╭──

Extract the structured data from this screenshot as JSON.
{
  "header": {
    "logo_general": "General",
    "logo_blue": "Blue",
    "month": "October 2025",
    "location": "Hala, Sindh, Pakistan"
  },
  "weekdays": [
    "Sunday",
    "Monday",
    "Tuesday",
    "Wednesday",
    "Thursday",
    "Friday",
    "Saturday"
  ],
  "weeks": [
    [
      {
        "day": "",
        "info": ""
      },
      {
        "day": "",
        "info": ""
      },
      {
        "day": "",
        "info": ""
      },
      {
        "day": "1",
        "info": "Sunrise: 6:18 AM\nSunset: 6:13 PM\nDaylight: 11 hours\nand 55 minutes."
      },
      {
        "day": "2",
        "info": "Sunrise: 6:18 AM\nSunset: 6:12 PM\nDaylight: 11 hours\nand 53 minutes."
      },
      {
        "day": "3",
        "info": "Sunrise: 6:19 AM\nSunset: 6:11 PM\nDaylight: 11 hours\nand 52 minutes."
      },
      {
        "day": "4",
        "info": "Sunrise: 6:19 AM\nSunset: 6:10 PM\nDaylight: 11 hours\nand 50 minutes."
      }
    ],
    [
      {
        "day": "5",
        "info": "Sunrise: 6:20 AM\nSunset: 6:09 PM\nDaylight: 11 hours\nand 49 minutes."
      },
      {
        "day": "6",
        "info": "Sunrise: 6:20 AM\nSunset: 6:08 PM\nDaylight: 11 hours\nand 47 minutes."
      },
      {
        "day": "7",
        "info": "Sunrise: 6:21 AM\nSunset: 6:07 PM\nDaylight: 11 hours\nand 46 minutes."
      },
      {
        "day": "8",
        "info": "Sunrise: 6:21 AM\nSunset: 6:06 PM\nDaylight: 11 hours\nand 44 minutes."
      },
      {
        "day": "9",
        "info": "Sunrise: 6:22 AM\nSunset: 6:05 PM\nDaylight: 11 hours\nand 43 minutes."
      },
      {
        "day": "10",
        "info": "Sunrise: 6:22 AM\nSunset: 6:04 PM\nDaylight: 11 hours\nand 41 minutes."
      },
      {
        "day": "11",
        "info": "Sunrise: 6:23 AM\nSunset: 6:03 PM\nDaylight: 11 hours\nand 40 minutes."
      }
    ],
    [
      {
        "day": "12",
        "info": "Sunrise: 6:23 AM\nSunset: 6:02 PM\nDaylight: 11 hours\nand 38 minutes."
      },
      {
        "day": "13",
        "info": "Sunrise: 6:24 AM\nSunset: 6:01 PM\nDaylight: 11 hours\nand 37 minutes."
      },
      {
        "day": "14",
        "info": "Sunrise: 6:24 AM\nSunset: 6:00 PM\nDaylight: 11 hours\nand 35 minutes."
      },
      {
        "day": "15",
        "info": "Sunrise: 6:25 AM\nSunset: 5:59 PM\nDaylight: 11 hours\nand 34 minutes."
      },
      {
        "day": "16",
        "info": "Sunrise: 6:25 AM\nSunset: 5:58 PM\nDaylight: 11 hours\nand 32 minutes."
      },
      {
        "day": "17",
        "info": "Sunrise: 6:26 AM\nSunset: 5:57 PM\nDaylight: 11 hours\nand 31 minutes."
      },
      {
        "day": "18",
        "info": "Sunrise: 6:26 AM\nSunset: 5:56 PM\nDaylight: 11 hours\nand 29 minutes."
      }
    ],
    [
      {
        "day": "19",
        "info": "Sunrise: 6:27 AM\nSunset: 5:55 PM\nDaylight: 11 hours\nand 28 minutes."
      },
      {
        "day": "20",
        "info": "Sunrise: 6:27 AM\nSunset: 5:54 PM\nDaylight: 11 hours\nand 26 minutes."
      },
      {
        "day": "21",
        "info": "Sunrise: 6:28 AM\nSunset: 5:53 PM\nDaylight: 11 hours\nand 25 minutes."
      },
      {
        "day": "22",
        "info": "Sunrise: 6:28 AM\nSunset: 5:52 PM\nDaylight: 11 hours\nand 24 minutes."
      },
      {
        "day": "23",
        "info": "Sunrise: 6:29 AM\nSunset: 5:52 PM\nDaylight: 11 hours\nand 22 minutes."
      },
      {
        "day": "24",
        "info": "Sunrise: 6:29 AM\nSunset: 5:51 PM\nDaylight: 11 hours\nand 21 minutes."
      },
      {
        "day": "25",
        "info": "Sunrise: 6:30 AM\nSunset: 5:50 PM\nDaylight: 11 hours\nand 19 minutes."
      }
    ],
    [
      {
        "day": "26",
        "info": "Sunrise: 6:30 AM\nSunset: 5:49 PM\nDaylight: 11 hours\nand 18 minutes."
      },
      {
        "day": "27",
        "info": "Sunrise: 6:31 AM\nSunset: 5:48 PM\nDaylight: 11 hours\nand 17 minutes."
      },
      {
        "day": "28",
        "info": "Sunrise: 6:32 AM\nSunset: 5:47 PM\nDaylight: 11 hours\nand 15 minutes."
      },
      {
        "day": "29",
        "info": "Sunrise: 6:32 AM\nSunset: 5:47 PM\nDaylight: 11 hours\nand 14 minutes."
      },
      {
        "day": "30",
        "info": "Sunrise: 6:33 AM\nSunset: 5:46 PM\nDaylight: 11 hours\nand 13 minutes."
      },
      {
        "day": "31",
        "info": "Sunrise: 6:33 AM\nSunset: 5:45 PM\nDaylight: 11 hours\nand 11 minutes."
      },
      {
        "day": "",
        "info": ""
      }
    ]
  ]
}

╰──

* [Prompt] Go through the material above line by line and copy it exactly.

* [Reply to the exercise]
Extract the structured data from this screenshot as JSON.
{
  "header": {
    "logo_general": "General",
    "logo_blue": "Blue",
    "month": "October 2025",
    "location": "Hala, Sindh, Pakistan"
  },
  "weekdays": [
    "Sunday",
    "Monday",
    "Tuesday",
    "Wednesday",
    "Thursday",
    "Friday",
    "Saturday"
  ],
  "weeks": [
    [
      {
        "day": "",
        "info": ""
      },
      {
        "day": "",
        "info": ""
      },
      {
        "day": "",
        "info": ""
      },
      {
        "day": "1",
        "info": "Sunrise: 6:18 AM\nSunset: 6:13 PM\nDaylight: 11 hours\nand 55 minutes."
      },
      {
        "day": "2",
        "info": "Sunrise: 6:18 AM\nSunset: 6:12 PM\nDaylight: 11 hours\nand 53 minutes."
      },
      {
        "day": "3",
        "info": "Sunrise: 6:19 AM\nSunset: 6:11 PM\nDaylight: 11 hours\nand 52 minutes."
      },
      {
        "day": "4",
        "info": "Sunrise: 6:19 AM\nSunset: 6:10 PM\nDaylight: 11 hours\nand 50 minutes."
      }
    ],
    [
      {
        "day": "5",
        "info": "Sunrise: 6:20 AM\nSunset: 6:09 PM\nDaylight: 11 hours\nand 49 minutes."
      },
      {
        "day": "6",
        "info": "Sunrise: 6:20 AM\nSunset: 6:08 PM\nDaylight: 11 hours\nand 47 minutes."
      },
      {
        "day": "7",
        "info": "Sunrise: 6:21 AM\nSunset: 6:07 PM\nDaylight: 11 hours\nand 46 minutes."
      },
      {
        "day": "8",
        "info": "Sunrise: 6:21 AM\nSunset: 6:06 PM\nDaylight: 11 hours\nand 44 minutes."
      },
      {
        "day": "9",
        "info": "Sunrise: 6:22 AM\nSunset: 6:05 PM\nDaylight: 11 hours\nand 43 minutes."
      },
      {
        "day": "10",
        "info": "Sunrise: 6:22 AM\nSunset: 6:04 PM\nDaylight: 11 hours\nand 41 minutes."
      },
      {
        "day": "11",
        "info": "Sunrise: 6:23 AM\nSunset: 6:03 PM\nDaylight: 11 hours\nand 40 minutes."
      }
    ],
    [
      {
        "day": "12",
        "info": "Sunrise: 6:23 AM\nSunset: 6:02 PM\nDaylight: 11 hours\nand 38 minutes."
      },
      {
        "day": "13",
        "info": "Sunrise: 6:24 AM\nSunset: 6:01 PM\nDaylight: 11 hours\nand 37 minutes."
      },
      {
        "day": "14",
        "info": "Sunrise: 6:24 AM\nSunset: 6:00 PM\nDaylight: 11 hours\nand 35 minutes."
      },
      {
        "day": "15",
        "info": "Sunrise: 6:25 AM\nSunset: 5:59 PM\nDaylight: 11 hours\nand 34 minutes."
      },
      {
        "day": "16",
        "info": "Sunrise: 6:25 AM\nSunset: 5:58 PM\nDaylight: 11 hours\nand 32 minutes."
      },
      {
        "day": "17",
        "info": "Sunrise: 6:26 AM\nSunset: 5:57 PM\nDaylight: 11 hours\nand 31 minutes."
      },
      {
        "day": "18",
        "info": "Sunrise: 6:26 AM\nSunset: 5:56 PM\nDaylight: 11 hours\nand 29 minutes."
      }
    ],
    [
      {
        "day": "19",
        "info": "Sunrise: 6:27 AM\nSunset: 5:55 PM\nDaylight: 11 hours\nand 28 minutes."
      },
      {
        "day": "20",
        "info": "Sunrise: 6:27 AM\nSunset: 5:54 PM\nDaylight: 11 hours\nand 26 minutes."
      },
      {
        "day": "21",
        "info": "Sunrise: 6:28 AM\nSunset: 5:53 PM\nDaylight: 11 hours\nand 25 minutes."
      },
      {
        "day": "22",
        "info": "Sunrise: 6:28 AM\nSunset: 5:52 PM\nDaylight: 11 hours\nand 24 minutes."
      },
      {
        "day": "23",
        "info": "Sunrise: 6:29 AM\nSunset: 5:52 PM\nDaylight: 11 hours\nand 22 minutes."
      },
      {
        "day": "24",
        "info": "Sunrise: 6:29 AM\nSunset: 5:51 PM\nDaylight: 11 hours\nand 21 minutes."
      },
      {
        "day": "25",
        "info": "Sunrise: 6:30 AM\nSunset: 5:50 PM\nDaylight: 11 hours\nand 19 minutes."
      }
    ],
    [
      {
        "day": "26",
        "info": "Sunrise: 6:30 AM\nSunset: 5:49 PM\nDaylight: 11 hours\nand 18 minutes."
      },
      {
        "day": "27",
        "info": "Sunrise: 6:31 AM\nSunset: 5:48 PM\nDaylight: 11 hours\nand 17 minutes."
      },
      {
        "day": "28",
        "info": "Sunrise: 6:32 AM\nSunset: 5:47 PM\nDaylight: 11 hours\nand 15 minutes."
      },
      {
        "day": "29",
        "info": "Sunrise: 6:32 AM\nSunset: 5:47 PM\nDaylight: 11 hours\nand 14 minutes."
      },
      {
        "day": "30",
        "info": "Sunrise: 6:33 AM\nSunset: 5:46 PM\nDaylight: 11 hours\nand 13 minutes."
      },
      {
        "day": "31",
        "info": "Sunrise: 6:33 AM\nSunset: 5:45 PM\nDaylight: 11 hours\nand 11 minutes."
      },
      {
        "day": "",
        "info": ""
      }
    ]
  ]
}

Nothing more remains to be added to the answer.